INFORMATION PROVIDED:
>>>

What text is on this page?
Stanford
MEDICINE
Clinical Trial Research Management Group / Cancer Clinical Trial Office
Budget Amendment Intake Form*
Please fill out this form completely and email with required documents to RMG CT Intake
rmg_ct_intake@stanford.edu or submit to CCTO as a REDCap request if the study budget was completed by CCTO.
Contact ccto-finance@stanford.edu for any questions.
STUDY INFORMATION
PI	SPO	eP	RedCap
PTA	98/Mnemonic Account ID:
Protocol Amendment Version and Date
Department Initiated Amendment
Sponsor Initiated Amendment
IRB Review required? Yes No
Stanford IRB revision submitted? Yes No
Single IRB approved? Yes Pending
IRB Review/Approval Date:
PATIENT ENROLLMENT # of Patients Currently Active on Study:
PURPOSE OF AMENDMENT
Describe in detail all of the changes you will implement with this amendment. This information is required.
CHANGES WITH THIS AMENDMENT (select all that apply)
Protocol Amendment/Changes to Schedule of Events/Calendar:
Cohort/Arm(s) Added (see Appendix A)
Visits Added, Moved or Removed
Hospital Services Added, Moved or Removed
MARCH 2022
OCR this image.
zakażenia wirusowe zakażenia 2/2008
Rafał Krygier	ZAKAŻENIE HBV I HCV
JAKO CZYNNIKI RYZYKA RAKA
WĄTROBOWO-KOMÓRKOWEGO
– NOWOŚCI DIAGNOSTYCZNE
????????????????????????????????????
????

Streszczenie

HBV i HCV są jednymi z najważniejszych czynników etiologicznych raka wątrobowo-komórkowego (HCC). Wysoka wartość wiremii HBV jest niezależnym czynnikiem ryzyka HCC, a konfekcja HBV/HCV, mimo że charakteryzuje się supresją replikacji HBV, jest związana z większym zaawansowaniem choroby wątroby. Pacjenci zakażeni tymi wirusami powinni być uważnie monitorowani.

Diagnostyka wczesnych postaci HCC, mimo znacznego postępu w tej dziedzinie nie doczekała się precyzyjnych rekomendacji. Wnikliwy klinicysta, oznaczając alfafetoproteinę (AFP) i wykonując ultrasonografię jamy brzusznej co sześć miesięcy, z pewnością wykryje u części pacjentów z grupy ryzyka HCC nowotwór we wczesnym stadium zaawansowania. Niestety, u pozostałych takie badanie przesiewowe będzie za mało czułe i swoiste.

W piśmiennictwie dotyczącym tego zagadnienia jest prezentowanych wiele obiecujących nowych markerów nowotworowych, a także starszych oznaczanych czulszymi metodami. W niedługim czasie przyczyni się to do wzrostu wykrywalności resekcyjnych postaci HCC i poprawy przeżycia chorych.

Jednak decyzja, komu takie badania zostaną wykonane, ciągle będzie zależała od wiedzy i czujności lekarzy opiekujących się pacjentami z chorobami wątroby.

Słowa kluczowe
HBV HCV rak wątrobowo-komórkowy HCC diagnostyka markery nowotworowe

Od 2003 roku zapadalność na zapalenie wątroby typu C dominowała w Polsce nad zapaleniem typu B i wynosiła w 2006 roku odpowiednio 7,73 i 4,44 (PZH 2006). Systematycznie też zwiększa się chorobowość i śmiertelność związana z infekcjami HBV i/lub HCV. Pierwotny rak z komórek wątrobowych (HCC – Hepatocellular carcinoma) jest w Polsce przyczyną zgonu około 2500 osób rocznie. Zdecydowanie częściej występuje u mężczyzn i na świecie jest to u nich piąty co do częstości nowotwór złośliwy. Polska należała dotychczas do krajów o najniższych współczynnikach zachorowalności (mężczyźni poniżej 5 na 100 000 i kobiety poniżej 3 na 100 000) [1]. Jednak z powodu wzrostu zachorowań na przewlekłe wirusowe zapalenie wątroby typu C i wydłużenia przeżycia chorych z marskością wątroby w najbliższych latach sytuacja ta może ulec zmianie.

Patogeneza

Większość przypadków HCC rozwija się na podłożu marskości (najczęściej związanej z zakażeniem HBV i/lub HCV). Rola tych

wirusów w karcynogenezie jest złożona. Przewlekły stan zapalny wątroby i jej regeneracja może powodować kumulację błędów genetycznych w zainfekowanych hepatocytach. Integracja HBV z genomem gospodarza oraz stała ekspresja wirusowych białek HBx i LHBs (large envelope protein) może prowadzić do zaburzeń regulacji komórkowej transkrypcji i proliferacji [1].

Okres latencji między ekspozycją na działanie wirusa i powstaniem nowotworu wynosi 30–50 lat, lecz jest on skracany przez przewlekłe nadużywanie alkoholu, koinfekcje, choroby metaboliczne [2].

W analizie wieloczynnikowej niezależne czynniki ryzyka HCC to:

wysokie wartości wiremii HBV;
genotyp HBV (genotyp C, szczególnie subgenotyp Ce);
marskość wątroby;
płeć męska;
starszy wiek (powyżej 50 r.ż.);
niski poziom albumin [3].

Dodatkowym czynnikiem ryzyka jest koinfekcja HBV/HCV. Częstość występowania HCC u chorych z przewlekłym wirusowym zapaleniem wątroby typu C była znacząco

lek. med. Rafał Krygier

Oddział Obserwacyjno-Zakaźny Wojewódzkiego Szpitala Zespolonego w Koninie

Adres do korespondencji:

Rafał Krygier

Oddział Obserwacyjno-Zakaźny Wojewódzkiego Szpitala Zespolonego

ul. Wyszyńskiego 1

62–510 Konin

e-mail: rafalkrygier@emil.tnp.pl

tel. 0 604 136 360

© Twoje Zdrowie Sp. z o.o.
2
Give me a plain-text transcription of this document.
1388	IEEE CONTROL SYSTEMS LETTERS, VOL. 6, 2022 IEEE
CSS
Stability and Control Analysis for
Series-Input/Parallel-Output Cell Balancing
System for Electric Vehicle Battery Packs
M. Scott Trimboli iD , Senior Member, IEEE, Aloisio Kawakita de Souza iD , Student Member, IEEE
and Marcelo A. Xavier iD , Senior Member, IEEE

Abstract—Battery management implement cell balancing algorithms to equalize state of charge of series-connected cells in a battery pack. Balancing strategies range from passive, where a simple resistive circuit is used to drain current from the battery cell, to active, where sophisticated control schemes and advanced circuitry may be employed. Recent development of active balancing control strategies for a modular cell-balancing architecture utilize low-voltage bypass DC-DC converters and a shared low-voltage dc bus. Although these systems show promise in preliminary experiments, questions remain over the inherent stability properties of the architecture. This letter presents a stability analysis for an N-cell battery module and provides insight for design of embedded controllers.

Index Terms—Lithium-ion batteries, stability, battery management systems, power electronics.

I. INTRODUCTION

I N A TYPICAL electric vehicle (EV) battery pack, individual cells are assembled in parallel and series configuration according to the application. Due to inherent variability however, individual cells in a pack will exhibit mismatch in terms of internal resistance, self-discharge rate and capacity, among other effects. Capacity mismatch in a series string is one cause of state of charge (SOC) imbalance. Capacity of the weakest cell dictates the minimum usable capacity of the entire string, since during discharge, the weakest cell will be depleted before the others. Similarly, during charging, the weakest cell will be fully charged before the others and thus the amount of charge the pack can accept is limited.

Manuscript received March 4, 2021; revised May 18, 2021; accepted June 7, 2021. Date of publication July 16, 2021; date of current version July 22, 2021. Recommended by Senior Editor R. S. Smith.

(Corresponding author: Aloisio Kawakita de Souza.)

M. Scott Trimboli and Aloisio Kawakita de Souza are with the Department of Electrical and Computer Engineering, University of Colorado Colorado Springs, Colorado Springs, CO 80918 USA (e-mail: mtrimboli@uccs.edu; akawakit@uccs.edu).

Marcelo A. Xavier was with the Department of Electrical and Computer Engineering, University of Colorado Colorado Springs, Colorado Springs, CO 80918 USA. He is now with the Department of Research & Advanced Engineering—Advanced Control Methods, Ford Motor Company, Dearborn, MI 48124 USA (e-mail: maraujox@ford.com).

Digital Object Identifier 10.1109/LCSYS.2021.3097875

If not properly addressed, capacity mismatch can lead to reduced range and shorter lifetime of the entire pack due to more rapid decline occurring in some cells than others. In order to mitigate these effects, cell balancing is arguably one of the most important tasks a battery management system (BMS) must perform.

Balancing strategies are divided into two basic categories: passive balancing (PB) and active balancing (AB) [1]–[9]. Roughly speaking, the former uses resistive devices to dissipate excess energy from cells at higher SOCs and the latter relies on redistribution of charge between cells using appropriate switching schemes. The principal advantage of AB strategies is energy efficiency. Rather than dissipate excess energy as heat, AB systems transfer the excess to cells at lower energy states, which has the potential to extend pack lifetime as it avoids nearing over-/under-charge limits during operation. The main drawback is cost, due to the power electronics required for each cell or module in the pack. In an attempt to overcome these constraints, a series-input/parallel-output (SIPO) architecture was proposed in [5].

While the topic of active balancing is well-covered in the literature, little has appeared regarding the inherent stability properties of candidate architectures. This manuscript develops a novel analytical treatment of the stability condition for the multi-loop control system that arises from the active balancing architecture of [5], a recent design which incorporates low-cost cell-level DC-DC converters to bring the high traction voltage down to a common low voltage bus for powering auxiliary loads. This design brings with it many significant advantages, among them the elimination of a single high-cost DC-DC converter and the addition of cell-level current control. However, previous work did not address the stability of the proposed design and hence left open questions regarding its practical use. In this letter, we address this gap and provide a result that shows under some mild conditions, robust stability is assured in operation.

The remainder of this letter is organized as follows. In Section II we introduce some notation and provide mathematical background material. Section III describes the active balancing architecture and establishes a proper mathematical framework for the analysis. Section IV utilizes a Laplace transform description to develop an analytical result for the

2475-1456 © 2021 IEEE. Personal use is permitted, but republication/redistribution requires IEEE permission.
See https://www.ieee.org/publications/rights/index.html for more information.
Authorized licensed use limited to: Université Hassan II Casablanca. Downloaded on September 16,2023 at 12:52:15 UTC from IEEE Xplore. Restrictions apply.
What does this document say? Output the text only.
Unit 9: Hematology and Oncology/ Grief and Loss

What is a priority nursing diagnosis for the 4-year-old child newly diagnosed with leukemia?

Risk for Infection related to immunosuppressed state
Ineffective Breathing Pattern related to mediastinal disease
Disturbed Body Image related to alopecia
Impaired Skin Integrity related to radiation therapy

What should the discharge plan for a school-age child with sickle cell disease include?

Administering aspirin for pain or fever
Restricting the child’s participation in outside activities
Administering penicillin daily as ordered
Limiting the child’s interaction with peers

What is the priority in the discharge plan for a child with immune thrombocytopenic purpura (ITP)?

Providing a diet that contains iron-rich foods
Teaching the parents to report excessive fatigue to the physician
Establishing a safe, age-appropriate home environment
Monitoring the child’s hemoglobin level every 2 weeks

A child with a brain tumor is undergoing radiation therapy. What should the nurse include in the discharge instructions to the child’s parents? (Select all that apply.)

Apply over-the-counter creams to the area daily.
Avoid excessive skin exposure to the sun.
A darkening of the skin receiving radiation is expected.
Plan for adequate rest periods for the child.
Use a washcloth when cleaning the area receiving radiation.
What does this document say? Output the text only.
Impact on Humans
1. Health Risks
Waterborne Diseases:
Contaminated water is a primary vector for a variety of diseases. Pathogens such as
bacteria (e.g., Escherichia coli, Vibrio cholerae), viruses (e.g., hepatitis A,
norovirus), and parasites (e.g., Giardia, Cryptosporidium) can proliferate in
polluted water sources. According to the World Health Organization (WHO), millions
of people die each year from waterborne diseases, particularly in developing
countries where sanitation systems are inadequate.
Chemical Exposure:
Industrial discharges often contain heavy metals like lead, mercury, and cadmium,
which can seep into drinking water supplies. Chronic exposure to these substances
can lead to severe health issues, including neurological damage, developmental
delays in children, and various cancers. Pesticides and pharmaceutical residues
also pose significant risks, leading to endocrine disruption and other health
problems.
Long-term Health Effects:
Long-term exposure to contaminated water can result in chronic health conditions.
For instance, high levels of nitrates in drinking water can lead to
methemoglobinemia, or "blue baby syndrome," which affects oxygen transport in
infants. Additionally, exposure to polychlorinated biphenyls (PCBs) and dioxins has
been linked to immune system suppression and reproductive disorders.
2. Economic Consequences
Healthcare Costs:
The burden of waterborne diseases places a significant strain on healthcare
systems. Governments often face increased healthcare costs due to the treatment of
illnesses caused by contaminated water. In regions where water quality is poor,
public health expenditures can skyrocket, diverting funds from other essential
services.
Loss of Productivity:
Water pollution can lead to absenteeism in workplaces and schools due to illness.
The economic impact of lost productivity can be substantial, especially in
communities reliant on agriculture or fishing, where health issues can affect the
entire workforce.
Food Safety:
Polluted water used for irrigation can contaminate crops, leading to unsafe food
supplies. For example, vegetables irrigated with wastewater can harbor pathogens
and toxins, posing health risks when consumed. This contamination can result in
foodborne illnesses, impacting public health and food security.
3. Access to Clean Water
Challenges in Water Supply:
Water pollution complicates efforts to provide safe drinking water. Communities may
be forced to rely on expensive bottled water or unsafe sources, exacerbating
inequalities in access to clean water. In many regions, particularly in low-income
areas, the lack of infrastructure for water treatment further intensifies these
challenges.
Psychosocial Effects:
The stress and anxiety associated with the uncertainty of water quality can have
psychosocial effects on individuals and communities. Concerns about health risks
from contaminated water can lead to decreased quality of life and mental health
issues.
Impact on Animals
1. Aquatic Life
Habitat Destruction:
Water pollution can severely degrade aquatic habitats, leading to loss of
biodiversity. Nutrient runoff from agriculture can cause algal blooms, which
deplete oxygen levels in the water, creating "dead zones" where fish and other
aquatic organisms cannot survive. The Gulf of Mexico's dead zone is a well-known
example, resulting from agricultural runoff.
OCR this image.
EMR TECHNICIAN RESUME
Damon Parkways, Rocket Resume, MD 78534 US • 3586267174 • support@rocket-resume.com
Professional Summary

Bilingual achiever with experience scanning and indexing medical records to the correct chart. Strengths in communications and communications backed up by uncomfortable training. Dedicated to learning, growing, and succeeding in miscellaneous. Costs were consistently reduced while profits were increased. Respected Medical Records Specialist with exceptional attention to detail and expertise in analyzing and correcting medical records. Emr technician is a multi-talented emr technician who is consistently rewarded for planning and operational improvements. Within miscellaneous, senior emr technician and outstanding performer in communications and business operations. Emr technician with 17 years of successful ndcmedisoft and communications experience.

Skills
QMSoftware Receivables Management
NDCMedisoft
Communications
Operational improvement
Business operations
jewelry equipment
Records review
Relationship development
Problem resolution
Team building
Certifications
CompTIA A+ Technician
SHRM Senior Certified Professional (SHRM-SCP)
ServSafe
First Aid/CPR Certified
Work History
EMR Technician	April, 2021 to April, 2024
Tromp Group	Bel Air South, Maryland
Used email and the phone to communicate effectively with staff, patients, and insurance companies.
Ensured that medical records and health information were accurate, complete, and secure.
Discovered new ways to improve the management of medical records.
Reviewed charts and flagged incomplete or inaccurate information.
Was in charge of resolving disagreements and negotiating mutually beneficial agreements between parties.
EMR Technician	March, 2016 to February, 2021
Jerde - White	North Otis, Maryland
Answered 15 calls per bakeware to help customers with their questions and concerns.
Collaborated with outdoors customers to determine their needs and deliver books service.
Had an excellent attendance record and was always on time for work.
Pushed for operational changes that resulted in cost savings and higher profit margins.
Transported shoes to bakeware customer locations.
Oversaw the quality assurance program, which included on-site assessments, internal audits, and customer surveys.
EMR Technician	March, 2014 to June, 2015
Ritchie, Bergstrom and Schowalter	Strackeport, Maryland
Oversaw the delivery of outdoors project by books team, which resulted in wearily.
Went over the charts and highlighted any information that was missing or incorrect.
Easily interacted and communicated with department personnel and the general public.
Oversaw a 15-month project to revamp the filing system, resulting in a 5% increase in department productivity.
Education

<<<

WHAT THE TASK REQUIRES: One number is the expected answer: the count of lines above that hold the word "related".

SOLUTION TO THIS EXERCISE: 4